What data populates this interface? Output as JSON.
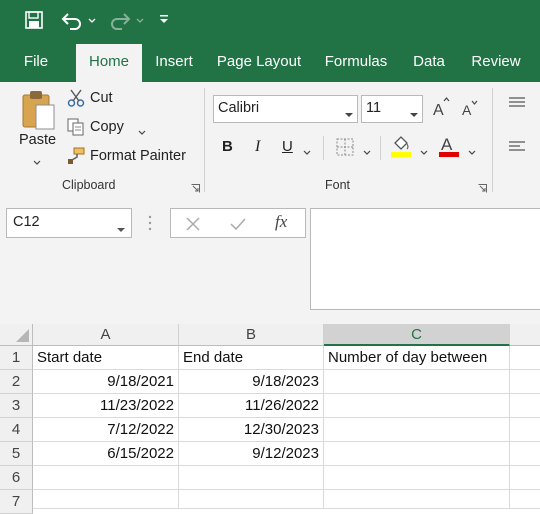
{
  "tabs": [
    {
      "label": "File"
    },
    {
      "label": "Home"
    },
    {
      "label": "Insert"
    },
    {
      "label": "Page Layout"
    },
    {
      "label": "Formulas"
    },
    {
      "label": "Data"
    },
    {
      "label": "Review"
    }
  ],
  "ribbon": {
    "clipboard": {
      "paste_label": "Paste",
      "cut_label": "Cut",
      "copy_label": "Copy",
      "format_painter_label": "Format Painter",
      "group_label": "Clipboard"
    },
    "font": {
      "font_name": "Calibri",
      "font_size": "11",
      "bold": "B",
      "italic": "I",
      "underline": "U",
      "group_label": "Font"
    }
  },
  "formula_bar": {
    "name_box": "C12",
    "fx": "fx",
    "value": ""
  },
  "sheet": {
    "columns": [
      "A",
      "B",
      "C"
    ],
    "rows": [
      "1",
      "2",
      "3",
      "4",
      "5",
      "6",
      "7"
    ],
    "cells": [
      [
        "Start date",
        "End date",
        "Number of day between"
      ],
      [
        "9/18/2021",
        "9/18/2023",
        ""
      ],
      [
        "11/23/2022",
        "11/26/2022",
        ""
      ],
      [
        "7/12/2022",
        "12/30/2023",
        ""
      ],
      [
        "6/15/2022",
        "9/12/2023",
        ""
      ],
      [
        "",
        "",
        ""
      ],
      [
        "",
        "",
        ""
      ]
    ]
  },
  "colors": {
    "accent": "#217346",
    "highlight_yellow": "#ffff00",
    "font_red": "#e00000"
  }
}
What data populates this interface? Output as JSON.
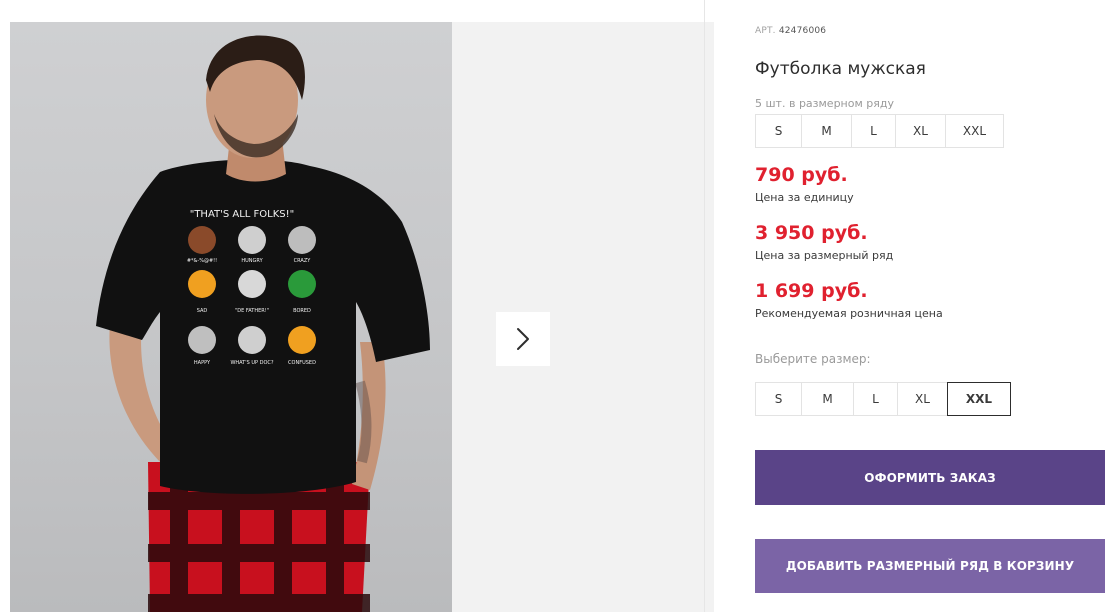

──────────────────────────────

= Job =
Output the records above exactly; leave out the pictures.

= Result =
What data populates this interface? Output as JSON.
{
  "tabs": [
    {
      "label": "File"
    },
    {
      "label": "Home"
    },
    {
      "label": "Insert"
    },
    {
      "label": "Page Layout"
    },
    {
      "label": "Formulas"
    },
    {
      "label": "Data"
    },
    {
      "label": "Review"
    }
  ],
  "ribbon": {
    "clipboard": {
      "paste_label": "Paste",
      "cut_label": "Cut",
      "copy_label": "Copy",
      "format_painter_label": "Format Painter",
      "group_label": "Clipboard"
    },
    "font": {
      "font_name": "Calibri",
      "font_size": "11",
      "bold": "B",
      "italic": "I",
      "underline": "U",
      "group_label": "Font"
    }
  },
  "formula_bar": {
    "name_box": "C12",
    "fx": "fx",
    "value": ""
  },
  "sheet": {
    "columns": [
      "A",
      "B",
      "C"
    ],
    "rows": [
      "1",
      "2",
      "3",
      "4",
      "5",
      "6",
      "7"
    ],
    "cells": [
      [
        "Start date",
        "End date",
        "Number of day between"
      ],
      [
        "9/18/2021",
        "9/18/2023",
        ""
      ],
      [
        "11/23/2022",
        "11/26/2022",
        ""
      ],
      [
        "7/12/2022",
        "12/30/2023",
        ""
      ],
      [
        "6/15/2022",
        "9/12/2023",
        ""
      ],
      [
        "",
        "",
        ""
      ],
      [
        "",
        "",
        ""
      ]
    ]
  },
  "colors": {
    "accent": "#217346",
    "highlight_yellow": "#ffff00",
    "font_red": "#e00000"
  }
}
What data populates this interface? Output as JSON.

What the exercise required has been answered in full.